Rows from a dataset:

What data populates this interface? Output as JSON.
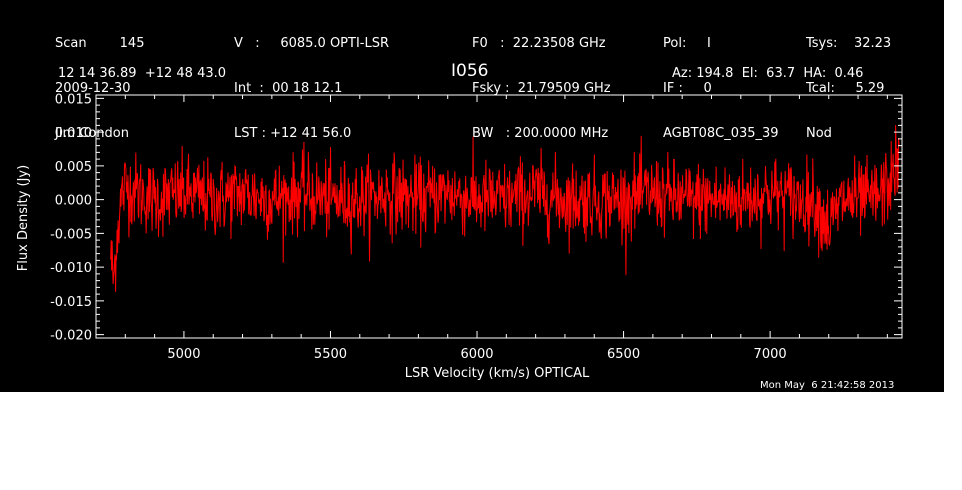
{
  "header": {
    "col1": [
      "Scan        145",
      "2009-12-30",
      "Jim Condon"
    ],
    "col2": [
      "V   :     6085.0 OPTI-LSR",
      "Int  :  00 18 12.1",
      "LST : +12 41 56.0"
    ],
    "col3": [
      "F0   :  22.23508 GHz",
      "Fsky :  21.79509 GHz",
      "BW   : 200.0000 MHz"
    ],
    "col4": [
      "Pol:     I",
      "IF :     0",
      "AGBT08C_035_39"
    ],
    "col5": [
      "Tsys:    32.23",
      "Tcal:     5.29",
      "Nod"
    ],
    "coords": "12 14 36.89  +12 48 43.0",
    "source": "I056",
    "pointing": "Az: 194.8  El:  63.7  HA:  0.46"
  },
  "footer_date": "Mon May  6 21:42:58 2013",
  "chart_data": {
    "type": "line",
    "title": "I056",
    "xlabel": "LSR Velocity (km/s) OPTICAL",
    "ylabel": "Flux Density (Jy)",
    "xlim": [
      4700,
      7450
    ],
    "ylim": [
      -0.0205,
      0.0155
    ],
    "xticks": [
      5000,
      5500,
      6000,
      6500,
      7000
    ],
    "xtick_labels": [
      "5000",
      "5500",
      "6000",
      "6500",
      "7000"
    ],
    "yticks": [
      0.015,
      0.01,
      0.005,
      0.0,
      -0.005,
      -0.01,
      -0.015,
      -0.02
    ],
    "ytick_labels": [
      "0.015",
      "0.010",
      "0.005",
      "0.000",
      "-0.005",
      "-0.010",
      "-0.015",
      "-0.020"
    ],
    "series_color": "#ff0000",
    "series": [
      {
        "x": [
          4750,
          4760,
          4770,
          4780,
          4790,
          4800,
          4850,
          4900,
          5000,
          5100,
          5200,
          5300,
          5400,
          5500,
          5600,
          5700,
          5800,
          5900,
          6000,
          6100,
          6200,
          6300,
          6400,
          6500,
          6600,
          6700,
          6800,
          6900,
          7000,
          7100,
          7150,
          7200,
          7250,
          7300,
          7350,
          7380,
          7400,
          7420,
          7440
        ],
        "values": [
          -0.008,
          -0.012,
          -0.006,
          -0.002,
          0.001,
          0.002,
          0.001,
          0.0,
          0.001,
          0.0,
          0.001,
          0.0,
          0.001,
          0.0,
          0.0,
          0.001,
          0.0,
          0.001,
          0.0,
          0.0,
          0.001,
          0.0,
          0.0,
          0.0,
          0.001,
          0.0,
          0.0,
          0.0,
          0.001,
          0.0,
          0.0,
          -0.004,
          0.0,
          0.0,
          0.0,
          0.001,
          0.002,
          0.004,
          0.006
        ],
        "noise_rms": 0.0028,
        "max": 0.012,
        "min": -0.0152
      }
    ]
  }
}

* * *

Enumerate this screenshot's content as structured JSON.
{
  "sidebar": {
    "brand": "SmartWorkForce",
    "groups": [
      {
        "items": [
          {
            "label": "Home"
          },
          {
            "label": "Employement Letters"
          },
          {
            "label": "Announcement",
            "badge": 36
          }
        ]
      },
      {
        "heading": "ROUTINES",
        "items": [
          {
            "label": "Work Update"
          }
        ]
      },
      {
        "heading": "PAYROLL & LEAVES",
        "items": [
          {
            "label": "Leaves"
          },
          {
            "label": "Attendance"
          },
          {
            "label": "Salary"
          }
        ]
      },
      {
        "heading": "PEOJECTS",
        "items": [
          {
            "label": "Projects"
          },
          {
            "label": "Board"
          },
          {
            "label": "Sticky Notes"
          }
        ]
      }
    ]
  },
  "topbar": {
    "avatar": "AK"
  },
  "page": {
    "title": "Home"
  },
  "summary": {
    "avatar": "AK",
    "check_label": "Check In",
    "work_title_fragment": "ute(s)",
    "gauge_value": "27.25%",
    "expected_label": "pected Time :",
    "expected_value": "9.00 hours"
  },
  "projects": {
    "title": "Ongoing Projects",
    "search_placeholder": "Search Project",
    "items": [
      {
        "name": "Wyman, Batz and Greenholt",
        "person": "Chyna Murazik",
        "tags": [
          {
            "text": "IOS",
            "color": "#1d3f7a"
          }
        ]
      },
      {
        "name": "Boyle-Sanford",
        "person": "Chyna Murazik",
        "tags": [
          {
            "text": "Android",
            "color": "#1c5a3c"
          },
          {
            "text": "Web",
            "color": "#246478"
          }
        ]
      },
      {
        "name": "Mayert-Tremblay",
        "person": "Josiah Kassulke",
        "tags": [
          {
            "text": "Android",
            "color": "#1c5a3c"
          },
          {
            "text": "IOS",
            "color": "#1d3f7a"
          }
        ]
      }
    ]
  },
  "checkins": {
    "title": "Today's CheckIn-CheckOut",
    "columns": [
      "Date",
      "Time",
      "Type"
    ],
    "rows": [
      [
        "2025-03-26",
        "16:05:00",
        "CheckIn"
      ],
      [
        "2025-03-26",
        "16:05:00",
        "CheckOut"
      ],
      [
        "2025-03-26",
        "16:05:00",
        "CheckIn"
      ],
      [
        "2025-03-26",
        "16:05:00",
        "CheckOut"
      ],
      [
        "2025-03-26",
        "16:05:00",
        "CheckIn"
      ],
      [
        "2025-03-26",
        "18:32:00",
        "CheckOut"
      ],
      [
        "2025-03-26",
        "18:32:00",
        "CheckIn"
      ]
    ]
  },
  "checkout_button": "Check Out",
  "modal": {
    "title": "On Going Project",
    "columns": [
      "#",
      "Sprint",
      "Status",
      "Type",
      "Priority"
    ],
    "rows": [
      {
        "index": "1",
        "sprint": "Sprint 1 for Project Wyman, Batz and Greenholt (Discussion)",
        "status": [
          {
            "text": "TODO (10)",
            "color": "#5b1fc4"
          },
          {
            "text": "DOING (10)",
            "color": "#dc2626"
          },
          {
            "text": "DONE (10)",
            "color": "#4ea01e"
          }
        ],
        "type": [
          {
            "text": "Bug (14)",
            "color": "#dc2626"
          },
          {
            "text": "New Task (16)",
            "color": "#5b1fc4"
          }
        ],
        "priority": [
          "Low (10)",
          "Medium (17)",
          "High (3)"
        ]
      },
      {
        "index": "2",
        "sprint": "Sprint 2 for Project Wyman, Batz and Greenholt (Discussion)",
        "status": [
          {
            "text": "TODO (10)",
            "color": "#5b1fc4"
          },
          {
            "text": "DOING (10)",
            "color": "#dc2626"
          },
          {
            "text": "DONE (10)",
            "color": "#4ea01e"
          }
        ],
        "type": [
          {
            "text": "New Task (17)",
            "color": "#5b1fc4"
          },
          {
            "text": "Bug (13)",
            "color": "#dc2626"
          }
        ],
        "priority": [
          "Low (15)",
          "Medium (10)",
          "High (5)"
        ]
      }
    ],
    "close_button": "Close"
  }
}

WHAT NEEDS TO BE DONE: Copy every line of the records above that holds the word "this".

EXERCISE OUTPUT:
What data populates this interface? Output as JSON.
Enumerate this screenshot's content as structured JSON.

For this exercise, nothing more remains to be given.